▸ **The problem**
Return each line that holds the word "округа".

▸ **Records supplied**
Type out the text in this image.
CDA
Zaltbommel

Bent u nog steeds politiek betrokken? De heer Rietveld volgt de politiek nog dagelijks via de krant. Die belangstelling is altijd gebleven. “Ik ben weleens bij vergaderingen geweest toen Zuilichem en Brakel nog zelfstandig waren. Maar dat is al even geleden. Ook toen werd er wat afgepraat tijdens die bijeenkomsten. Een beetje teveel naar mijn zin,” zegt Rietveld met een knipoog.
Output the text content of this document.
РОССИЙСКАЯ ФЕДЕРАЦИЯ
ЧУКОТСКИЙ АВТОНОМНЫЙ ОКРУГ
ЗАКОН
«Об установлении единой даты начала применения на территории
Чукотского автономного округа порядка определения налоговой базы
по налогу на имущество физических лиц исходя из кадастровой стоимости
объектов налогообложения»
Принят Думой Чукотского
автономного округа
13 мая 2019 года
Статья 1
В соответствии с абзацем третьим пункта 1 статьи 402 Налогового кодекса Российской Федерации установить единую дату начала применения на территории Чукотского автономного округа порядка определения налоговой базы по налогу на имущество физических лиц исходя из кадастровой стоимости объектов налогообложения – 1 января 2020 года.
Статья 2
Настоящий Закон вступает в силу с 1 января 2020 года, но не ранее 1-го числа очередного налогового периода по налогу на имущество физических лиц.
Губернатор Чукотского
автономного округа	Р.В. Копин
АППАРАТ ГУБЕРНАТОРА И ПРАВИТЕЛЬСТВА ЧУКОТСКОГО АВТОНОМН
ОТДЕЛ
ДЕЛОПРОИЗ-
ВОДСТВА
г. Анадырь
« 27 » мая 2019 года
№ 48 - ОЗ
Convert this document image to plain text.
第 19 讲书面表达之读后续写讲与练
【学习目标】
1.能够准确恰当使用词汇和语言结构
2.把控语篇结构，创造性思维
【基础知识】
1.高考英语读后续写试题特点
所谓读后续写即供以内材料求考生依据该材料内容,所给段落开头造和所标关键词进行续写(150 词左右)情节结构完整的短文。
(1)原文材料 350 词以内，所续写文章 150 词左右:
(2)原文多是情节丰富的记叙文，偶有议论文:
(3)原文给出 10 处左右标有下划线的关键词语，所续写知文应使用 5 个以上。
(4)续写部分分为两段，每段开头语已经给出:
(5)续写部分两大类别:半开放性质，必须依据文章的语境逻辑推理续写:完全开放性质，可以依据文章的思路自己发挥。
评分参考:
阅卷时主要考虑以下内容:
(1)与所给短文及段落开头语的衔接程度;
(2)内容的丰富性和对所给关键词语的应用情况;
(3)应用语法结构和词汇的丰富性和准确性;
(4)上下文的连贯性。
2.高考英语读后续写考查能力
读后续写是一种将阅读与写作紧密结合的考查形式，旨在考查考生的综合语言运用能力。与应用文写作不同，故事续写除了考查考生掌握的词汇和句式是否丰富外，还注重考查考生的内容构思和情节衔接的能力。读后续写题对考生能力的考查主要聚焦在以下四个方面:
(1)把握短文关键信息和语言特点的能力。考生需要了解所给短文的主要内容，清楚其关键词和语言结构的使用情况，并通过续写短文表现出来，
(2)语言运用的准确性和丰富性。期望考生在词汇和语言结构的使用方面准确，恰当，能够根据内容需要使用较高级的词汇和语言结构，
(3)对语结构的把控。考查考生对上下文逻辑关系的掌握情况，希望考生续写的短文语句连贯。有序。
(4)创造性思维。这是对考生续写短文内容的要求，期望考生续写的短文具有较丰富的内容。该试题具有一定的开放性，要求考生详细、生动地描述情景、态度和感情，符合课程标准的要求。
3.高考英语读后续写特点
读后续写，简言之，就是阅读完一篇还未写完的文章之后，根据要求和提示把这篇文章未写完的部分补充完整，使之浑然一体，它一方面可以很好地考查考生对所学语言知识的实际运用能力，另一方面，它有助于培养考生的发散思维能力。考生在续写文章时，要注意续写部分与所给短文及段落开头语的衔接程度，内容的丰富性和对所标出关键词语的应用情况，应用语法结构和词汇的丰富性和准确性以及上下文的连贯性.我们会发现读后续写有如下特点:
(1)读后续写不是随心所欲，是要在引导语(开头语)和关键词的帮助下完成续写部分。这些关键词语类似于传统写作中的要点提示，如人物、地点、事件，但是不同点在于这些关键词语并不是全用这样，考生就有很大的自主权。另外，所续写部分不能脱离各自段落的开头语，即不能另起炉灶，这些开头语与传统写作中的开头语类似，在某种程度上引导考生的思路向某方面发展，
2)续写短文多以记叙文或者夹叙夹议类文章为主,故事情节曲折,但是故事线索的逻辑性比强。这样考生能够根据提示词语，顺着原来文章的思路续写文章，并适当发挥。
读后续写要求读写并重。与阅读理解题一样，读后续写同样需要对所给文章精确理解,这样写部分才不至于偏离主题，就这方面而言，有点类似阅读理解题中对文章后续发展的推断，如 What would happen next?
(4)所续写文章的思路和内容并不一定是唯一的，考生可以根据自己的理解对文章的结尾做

▸ **Reply to the exercise**
Чукотского автономного округа порядка определения налоговой базы
автономного округа
В соответствии с абзацем третьим пункта 1 статьи 402 Налогового кодекса Российской Федерации установить единую дату начала применения на территории Чукотского автономного округа порядка определения налоговой базы по налогу на имущество физических лиц исходя из кадастровой стоимости объектов налогообложения – 1 января 2020 года.
автономного округа	Р.В. Копин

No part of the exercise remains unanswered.